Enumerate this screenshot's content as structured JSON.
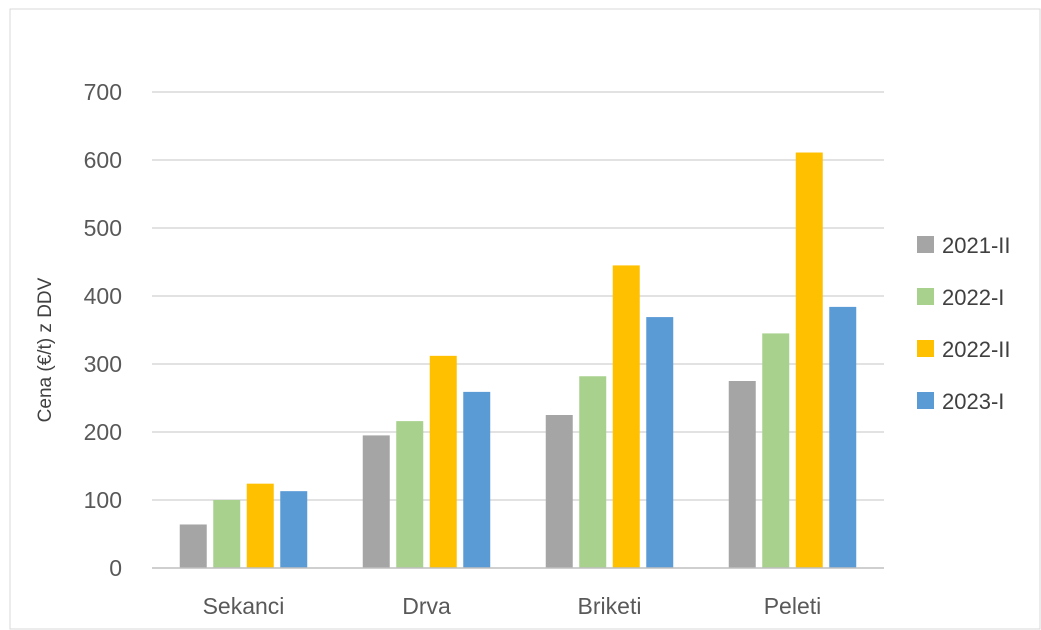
{
  "chart_data": {
    "type": "bar",
    "title": "",
    "xlabel": "",
    "ylabel": "Cena (€/t) z DDV",
    "categories": [
      "Sekanci",
      "Drva",
      "Briketi",
      "Peleti"
    ],
    "series": [
      {
        "name": "2021-II",
        "color": "#a5a5a5",
        "values": [
          64,
          195,
          225,
          275
        ]
      },
      {
        "name": "2022-I",
        "color": "#a9d18e",
        "values": [
          100,
          216,
          282,
          345
        ]
      },
      {
        "name": "2022-II",
        "color": "#ffc000",
        "values": [
          124,
          312,
          445,
          611
        ]
      },
      {
        "name": "2023-I",
        "color": "#5b9bd5",
        "values": [
          113,
          259,
          369,
          384
        ]
      }
    ],
    "ylim": [
      0,
      700
    ],
    "yticks": [
      0,
      100,
      200,
      300,
      400,
      500,
      600,
      700
    ],
    "grid": true,
    "legend_position": "right"
  }
}
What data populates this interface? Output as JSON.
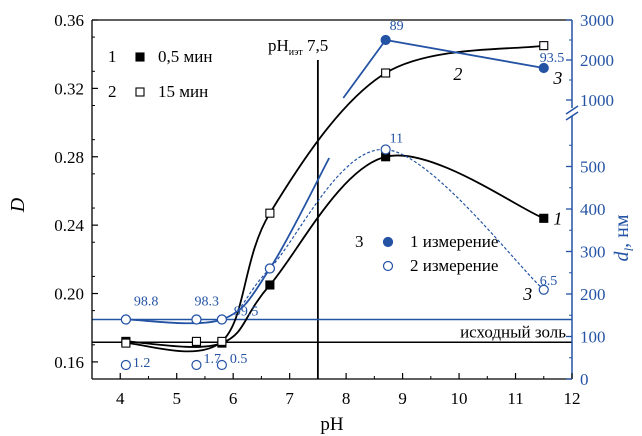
{
  "chart_data": {
    "type": "line",
    "title": "",
    "xlabel": "pH",
    "ylabel_left": "D",
    "ylabel_right": "d",
    "ylabel_right_sub": "l",
    "ylabel_right_unit": ", нм",
    "xlim": [
      3.5,
      12
    ],
    "xticks": [
      "4",
      "5",
      "6",
      "7",
      "8",
      "9",
      "10",
      "11",
      "12"
    ],
    "ylim_left": [
      0.15,
      0.36
    ],
    "yticks_left": [
      "0.16",
      "0.20",
      "0.24",
      "0.28",
      "0.32",
      "0.36"
    ],
    "right_axis_lower": {
      "ylim": [
        0,
        600
      ],
      "ticks": [
        "0",
        "100",
        "200",
        "300",
        "400",
        "500"
      ]
    },
    "right_axis_upper": {
      "ylim": [
        700,
        3000
      ],
      "ticks": [
        "1000",
        "2000",
        "3000"
      ]
    },
    "series": [
      {
        "name": "0,5 мин",
        "number": "1",
        "axis": "left",
        "marker": "filled-square",
        "color": "#000000",
        "x": [
          4.1,
          5.35,
          5.8,
          6.65,
          8.7,
          11.5
        ],
        "y": [
          0.172,
          0.171,
          0.171,
          0.205,
          0.28,
          0.244
        ]
      },
      {
        "name": "15 мин",
        "number": "2",
        "axis": "left",
        "marker": "open-square",
        "color": "#000000",
        "x": [
          4.1,
          5.35,
          5.8,
          6.65,
          8.7,
          11.5
        ],
        "y": [
          0.171,
          0.172,
          0.172,
          0.247,
          0.329,
          0.345
        ]
      },
      {
        "name": "1 измерение",
        "number": "3",
        "axis": "right",
        "marker": "filled-circle",
        "color": "#2453a4",
        "x": [
          4.1,
          5.35,
          5.8,
          6.65,
          8.7,
          11.5
        ],
        "y": [
          140,
          140,
          140,
          260,
          2500,
          1800
        ],
        "labels": [
          "98.8",
          "98.3",
          "99.5",
          "",
          "89",
          "93.5"
        ]
      },
      {
        "name": "2 измерение",
        "number": "3",
        "axis": "right",
        "marker": "open-circle",
        "color": "#2453a4",
        "x": [
          4.1,
          5.35,
          5.8,
          6.65,
          8.7,
          11.5
        ],
        "y": [
          140,
          140,
          140,
          260,
          540,
          210
        ],
        "labels": [
          "1.2",
          "1.7",
          "0.5",
          "",
          "11",
          "6.5"
        ]
      }
    ],
    "bottom_labels_y": [
      33,
      33,
      33
    ],
    "curve_labels": [
      "1",
      "2",
      "3",
      "3"
    ],
    "annotations": {
      "pi_label": "pH",
      "pi_sub": "иэт",
      "pi_value": "7,5",
      "pi_x": 7.5,
      "sol_label": "исходный золь",
      "sol_level_left": 0.1715,
      "sol_level_right": 140
    },
    "grid": false,
    "legend_left_position": "top-left",
    "legend_right_position": "center-right",
    "colors": {
      "black": "#000000",
      "blue": "#2453a4"
    }
  }
}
•••••
What the task requires: Produce an exact copy of each line of data, skipping embedded images.

Solution for this task:
Enumerate this screenshot's content as structured JSON.
{
  "chart_data": {
    "type": "bar",
    "title": "",
    "xlabel": "",
    "ylabel": "Cena (€/t) z DDV",
    "categories": [
      "Sekanci",
      "Drva",
      "Briketi",
      "Peleti"
    ],
    "series": [
      {
        "name": "2021-II",
        "color": "#a5a5a5",
        "values": [
          64,
          195,
          225,
          275
        ]
      },
      {
        "name": "2022-I",
        "color": "#a9d18e",
        "values": [
          100,
          216,
          282,
          345
        ]
      },
      {
        "name": "2022-II",
        "color": "#ffc000",
        "values": [
          124,
          312,
          445,
          611
        ]
      },
      {
        "name": "2023-I",
        "color": "#5b9bd5",
        "values": [
          113,
          259,
          369,
          384
        ]
      }
    ],
    "ylim": [
      0,
      700
    ],
    "yticks": [
      0,
      100,
      200,
      300,
      400,
      500,
      600,
      700
    ],
    "grid": true,
    "legend_position": "right"
  }
}
What data populates this interface? Output as JSON.
{
  "chart_data": {
    "type": "line",
    "title": "",
    "xlabel": "pH",
    "ylabel_left": "D",
    "ylabel_right": "d",
    "ylabel_right_sub": "l",
    "ylabel_right_unit": ", нм",
    "xlim": [
      3.5,
      12
    ],
    "xticks": [
      "4",
      "5",
      "6",
      "7",
      "8",
      "9",
      "10",
      "11",
      "12"
    ],
    "ylim_left": [
      0.15,
      0.36
    ],
    "yticks_left": [
      "0.16",
      "0.20",
      "0.24",
      "0.28",
      "0.32",
      "0.36"
    ],
    "right_axis_lower": {
      "ylim": [
        0,
        600
      ],
      "ticks": [
        "0",
        "100",
        "200",
        "300",
        "400",
        "500"
      ]
    },
    "right_axis_upper": {
      "ylim": [
        700,
        3000
      ],
      "ticks": [
        "1000",
        "2000",
        "3000"
      ]
    },
    "series": [
      {
        "name": "0,5 мин",
        "number": "1",
        "axis": "left",
        "marker": "filled-square",
        "color": "#000000",
        "x": [
          4.1,
          5.35,
          5.8,
          6.65,
          8.7,
          11.5
        ],
        "y": [
          0.172,
          0.171,
          0.171,
          0.205,
          0.28,
          0.244
        ]
      },
      {
        "name": "15 мин",
        "number": "2",
        "axis": "left",
        "marker": "open-square",
        "color": "#000000",
        "x": [
          4.1,
          5.35,
          5.8,
          6.65,
          8.7,
          11.5
        ],
        "y": [
          0.171,
          0.172,
          0.172,
          0.247,
          0.329,
          0.345
        ]
      },
      {
        "name": "1 измерение",
        "number": "3",
        "axis": "right",
        "marker": "filled-circle",
        "color": "#2453a4",
        "x": [
          4.1,
          5.35,
          5.8,
          6.65,
          8.7,
          11.5
        ],
        "y": [
          140,
          140,
          140,
          260,
          2500,
          1800
        ],
        "labels": [
          "98.8",
          "98.3",
          "99.5",
          "",
          "89",
          "93.5"
        ]
      },
      {
        "name": "2 измерение",
        "number": "3",
        "axis": "right",
        "marker": "open-circle",
        "color": "#2453a4",
        "x": [
          4.1,
          5.35,
          5.8,
          6.65,
          8.7,
          11.5
        ],
        "y": [
          140,
          140,
          140,
          260,
          540,
          210
        ],
        "labels": [
          "1.2",
          "1.7",
          "0.5",
          "",
          "11",
          "6.5"
        ]
      }
    ],
    "bottom_labels_y": [
      33,
      33,
      33
    ],
    "curve_labels": [
      "1",
      "2",
      "3",
      "3"
    ],
    "annotations": {
      "pi_label": "pH",
      "pi_sub": "иэт",
      "pi_value": "7,5",
      "pi_x": 7.5,
      "sol_label": "исходный золь",
      "sol_level_left": 0.1715,
      "sol_level_right": 140
    },
    "grid": false,
    "legend_left_position": "top-left",
    "legend_right_position": "center-right",
    "colors": {
      "black": "#000000",
      "blue": "#2453a4"
    }
  }
}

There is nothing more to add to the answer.